STATED GOAL: Start at the line containing "Give me the" and transcribe every line exactly through the end of the records below, and only those lines.
■ ■ ■ ■ ■ ■ ■
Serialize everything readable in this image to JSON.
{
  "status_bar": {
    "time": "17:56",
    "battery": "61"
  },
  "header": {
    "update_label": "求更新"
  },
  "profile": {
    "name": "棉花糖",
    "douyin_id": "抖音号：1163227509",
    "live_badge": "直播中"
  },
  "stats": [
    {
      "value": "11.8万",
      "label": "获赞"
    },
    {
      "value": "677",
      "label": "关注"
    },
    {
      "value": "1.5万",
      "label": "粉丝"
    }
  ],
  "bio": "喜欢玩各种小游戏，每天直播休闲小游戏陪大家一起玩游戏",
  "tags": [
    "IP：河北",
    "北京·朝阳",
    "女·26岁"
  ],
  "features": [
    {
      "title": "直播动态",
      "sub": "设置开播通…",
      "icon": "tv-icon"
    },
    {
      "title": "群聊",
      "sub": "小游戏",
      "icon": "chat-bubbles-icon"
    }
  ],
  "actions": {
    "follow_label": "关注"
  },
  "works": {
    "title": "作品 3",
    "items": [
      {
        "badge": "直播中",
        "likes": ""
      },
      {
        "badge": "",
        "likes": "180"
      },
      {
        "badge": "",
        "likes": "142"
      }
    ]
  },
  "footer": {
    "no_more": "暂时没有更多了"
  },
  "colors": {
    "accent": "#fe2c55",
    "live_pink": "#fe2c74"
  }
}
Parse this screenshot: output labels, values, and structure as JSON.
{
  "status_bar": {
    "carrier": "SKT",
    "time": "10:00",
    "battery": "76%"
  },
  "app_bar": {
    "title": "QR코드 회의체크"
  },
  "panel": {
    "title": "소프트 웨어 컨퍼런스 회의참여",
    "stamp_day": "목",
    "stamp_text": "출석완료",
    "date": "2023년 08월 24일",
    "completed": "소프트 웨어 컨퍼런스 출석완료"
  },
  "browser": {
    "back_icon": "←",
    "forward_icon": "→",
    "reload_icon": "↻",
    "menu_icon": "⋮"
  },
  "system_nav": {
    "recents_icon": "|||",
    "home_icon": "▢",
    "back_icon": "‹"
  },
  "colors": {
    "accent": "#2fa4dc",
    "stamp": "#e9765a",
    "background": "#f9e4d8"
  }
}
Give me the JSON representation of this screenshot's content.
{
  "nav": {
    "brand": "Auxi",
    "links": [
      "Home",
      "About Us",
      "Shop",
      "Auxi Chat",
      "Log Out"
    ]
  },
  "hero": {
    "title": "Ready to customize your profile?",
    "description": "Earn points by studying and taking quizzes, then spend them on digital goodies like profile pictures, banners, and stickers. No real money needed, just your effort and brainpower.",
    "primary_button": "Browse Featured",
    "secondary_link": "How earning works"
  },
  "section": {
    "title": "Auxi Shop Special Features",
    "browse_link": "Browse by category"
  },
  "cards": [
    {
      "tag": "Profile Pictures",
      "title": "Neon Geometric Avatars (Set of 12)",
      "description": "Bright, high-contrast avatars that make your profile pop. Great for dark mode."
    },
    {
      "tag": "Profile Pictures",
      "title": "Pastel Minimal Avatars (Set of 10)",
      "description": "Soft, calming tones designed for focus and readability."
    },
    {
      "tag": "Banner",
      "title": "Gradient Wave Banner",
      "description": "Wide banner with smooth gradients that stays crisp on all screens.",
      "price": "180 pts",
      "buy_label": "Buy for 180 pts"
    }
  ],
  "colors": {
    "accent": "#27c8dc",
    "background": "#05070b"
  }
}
■ ■ ■ ■ ■ ■ ■
EXERCISE OUTPUT:
Give me the JSON representation of this screenshot's content.
{
  "nav": {
    "brand": "Auxi",
    "links": [
      "Home",
      "About Us",
      "Shop",
      "Auxi Chat",
      "Log Out"
    ]
  },
  "hero": {
    "title": "Ready to customize your profile?",
    "description": "Earn points by studying and taking quizzes, then spend them on digital goodies like profile pictures, banners, and stickers. No real money needed, just your effort and brainpower.",
    "primary_button": "Browse Featured",
    "secondary_link": "How earning works"
  },
  "section": {
    "title": "Auxi Shop Special Features",
    "browse_link": "Browse by category"
  },
  "cards": [
    {
      "tag": "Profile Pictures",
      "title": "Neon Geometric Avatars (Set of 12)",
      "description": "Bright, high-contrast avatars that make your profile pop. Great for dark mode."
    },
    {
      "tag": "Profile Pictures",
      "title": "Pastel Minimal Avatars (Set of 10)",
      "description": "Soft, calming tones designed for focus and readability."
    },
    {
      "tag": "Banner",
      "title": "Gradient Wave Banner",
      "description": "Wide banner with smooth gradients that stays crisp on all screens.",
      "price": "180 pts",
      "buy_label": "Buy for 180 pts"
    }
  ],
  "colors": {
    "accent": "#27c8dc",
    "background": "#05070b"
  }
}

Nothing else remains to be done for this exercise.